**BRANO:**

====

Il Ricordo di Berta Càceres: un'intera vita per l'ambiente

HONDURAS - Della difesa dell’ambiente e della salute aveva fatto l’obiettivo della sua vita, interrotta brutalmente la notte tra il due e il tre marzo scorso. E’ Berta Càceres, femminsta, militante ecoattivista, sempre in prima linea per combattere contro la deforestazione illegale, la proprietà terriera, la presenza di basi statunitensi sulla terra dei Lenca, i diritti del suo popolo. Era stata premiata pochi mesi fa con il più prestigioso riconoscimento mondiale assegnato a chi si batte per la difesa dell’ambiente: il Goldman Environmental Prize, attribuitole per la campagna di salvaguardia ambientale con cui è riuscita a evitare la costruzione di una diga sul Rio Gualcarque, fiume sacro per il popolo Lenca di cui è stata considerata leader indiscussa. Era, inoltre, co-fondatrice del Consiglio delle organizzazioni popolari ed indigene dell'Honduras (COPINH), organizzazione in favore dei diritti umani dei popoli indigeni dell' Honduras.
La frattura di un braccio e di una gamba, otto colpi di pistola, una ferocia brutale nei suoi confronti. Eppure per le "misure precauzionali" raccomandate dalla Commissione Interamericana dei diritti Umani, il governo honduregno avrebbe dovuto proteggere Berta, ma il giorno in cui fu uccisa nessuno era lì con lei per difenderla.
Tante ombre sulla morte della scomoda ecoattivista 44enne, perché, se da una parte la polizia di regime sostiene che la donna sia stata uccisa da ladri mentre rientrava nella sua casa, ben altre fonti sostengono che la Càceres sia stata uccisa in casa mentre dormiva, assassinata proprio a causa delle sue battaglie, ultimo tra tutti lo scontro avuto con le milizie paramilitari a servizio dei privati proprio a causa del progetto approvato senza il consenso della comunità della mega centrale idroelettrica Agua Zarca sul Rio Gualcarque, che avrebbe privato dell’acqua oltre 600 famiglie, contravvenendo quindi alla Convenzione sul diritto all’autodeterminazione dei popoli indigeni.

====

**IL TUO OBIETTIVO:** Prosegui il testo su Berta Càceres a partire dall'ultima frase riportata.

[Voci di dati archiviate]
====

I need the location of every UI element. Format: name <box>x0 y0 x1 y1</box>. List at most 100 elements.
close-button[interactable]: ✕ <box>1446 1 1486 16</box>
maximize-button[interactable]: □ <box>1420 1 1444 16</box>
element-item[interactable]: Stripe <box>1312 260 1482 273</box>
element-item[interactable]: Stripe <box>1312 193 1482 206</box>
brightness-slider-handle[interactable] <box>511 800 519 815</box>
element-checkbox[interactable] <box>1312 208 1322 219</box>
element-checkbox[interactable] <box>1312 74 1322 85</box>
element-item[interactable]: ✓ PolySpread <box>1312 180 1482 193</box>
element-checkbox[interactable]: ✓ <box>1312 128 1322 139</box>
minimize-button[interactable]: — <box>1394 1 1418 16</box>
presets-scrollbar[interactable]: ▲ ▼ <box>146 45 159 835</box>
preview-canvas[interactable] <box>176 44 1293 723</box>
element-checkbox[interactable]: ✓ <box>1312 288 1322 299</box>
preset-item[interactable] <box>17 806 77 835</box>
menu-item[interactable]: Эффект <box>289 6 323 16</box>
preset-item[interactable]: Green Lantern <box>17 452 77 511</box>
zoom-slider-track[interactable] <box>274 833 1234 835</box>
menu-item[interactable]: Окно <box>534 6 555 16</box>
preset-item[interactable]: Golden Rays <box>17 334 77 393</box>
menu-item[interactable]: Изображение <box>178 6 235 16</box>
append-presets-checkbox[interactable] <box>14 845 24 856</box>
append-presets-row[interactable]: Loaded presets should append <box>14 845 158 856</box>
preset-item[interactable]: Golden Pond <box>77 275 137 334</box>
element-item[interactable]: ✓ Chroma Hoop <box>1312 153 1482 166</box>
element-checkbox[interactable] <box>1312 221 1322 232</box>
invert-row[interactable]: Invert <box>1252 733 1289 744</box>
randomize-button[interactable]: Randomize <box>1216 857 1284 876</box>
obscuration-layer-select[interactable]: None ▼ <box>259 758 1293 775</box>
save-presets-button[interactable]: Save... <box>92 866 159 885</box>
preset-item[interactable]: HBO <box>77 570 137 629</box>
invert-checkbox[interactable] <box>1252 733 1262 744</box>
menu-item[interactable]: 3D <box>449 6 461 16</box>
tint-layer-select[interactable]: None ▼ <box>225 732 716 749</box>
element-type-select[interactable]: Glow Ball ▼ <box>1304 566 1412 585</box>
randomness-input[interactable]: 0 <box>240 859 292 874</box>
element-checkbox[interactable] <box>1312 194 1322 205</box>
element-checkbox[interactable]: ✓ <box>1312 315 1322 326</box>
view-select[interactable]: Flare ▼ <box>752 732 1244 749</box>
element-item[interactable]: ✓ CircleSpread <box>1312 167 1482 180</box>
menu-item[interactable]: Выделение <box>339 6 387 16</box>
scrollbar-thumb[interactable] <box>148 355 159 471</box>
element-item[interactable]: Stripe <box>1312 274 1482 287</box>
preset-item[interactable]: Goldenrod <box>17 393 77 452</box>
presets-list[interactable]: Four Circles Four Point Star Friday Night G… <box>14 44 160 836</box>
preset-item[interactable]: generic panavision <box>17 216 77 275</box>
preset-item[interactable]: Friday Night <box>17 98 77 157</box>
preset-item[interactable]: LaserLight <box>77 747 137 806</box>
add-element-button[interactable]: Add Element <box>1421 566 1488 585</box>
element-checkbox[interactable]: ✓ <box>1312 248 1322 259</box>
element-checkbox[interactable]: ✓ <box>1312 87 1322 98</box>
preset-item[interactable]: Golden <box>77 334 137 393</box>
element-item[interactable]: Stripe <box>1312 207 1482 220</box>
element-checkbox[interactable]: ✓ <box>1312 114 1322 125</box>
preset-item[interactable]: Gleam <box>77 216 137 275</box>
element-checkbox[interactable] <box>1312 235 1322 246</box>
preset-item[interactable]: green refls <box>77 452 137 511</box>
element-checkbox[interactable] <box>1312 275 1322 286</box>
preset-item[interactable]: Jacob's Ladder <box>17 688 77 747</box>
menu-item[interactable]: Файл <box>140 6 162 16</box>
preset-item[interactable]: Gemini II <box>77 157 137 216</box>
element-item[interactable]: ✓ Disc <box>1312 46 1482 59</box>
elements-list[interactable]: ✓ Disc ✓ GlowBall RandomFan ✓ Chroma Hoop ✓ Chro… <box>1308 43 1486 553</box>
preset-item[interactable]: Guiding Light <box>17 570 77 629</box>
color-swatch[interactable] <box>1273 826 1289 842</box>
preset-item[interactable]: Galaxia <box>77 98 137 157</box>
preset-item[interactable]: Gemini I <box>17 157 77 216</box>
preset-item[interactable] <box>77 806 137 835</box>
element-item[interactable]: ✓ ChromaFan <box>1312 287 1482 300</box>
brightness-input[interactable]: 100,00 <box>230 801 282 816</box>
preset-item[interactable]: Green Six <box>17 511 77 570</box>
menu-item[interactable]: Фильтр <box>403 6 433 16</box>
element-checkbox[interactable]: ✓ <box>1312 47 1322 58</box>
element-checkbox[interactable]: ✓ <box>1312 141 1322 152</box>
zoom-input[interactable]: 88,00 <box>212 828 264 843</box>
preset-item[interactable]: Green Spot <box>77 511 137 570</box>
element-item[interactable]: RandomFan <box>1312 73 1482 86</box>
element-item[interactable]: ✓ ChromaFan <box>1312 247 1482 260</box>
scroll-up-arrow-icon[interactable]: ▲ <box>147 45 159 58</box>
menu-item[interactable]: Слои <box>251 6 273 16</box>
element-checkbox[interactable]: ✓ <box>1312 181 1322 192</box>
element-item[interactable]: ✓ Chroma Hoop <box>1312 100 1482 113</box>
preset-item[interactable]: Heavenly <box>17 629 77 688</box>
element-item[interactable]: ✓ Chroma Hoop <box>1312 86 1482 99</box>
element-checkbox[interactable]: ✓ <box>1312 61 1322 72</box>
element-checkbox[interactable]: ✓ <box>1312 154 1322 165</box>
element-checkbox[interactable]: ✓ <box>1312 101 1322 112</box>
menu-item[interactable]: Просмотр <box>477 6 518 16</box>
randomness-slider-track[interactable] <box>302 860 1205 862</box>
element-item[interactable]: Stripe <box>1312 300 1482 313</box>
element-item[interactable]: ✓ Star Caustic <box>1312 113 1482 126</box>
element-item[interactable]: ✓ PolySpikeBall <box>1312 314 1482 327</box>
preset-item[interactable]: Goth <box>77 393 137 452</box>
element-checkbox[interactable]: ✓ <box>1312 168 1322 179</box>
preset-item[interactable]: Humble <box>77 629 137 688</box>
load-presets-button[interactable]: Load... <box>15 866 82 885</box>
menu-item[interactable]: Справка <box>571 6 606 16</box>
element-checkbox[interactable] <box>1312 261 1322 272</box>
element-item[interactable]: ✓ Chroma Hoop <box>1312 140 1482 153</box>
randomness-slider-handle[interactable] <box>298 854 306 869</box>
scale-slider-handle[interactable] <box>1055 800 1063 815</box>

====

**ESITO ESERCIZIO:**
Intimidazioni e minacce, la Caceres era stata bersaglio di tanti violenti, manifestando spesso preoccupazione per il numero di attivisti ambientali uccisi: si pensa che tra il 2010 e il 2014 ben 101 persone, secondo la Ong Global Witness, nel solo Honduras.
Ad oltre dieci giorni dal suo assassinio, la gente non l’ha dimenticata. Migliaia di persone hanno partecipato al suo funerale, la bara bianca è stata portata in corteo lungo le strade strette di Esperanza, il villaggio a 200 chilometri dalla capitale Tegucigalpa. “Berta non è morta, la sua battaglia va avanti” ha gridato a lungo la folla. “Tutti dovremmo rendere omaggio al coraggio di Berta” ha scritto in un messaggio Twitter Leonardo DiCaprio fresco di Oscar (link articolo Oscar DiCaprio: http://www.ilpapaverorossoweb.it/article/leonardo-di-caprio-premio-oscar-lambiente ).
"Quando ho inziato a combattere per il Rio Blanco, potevo sentire quello che il fiume aveva da dirmi – aveva dichiarato la Cacares - Sapevo che sarebbe stato difficile, ma sapevo anche che avrei trionfato. Me lo ha detto il fiume".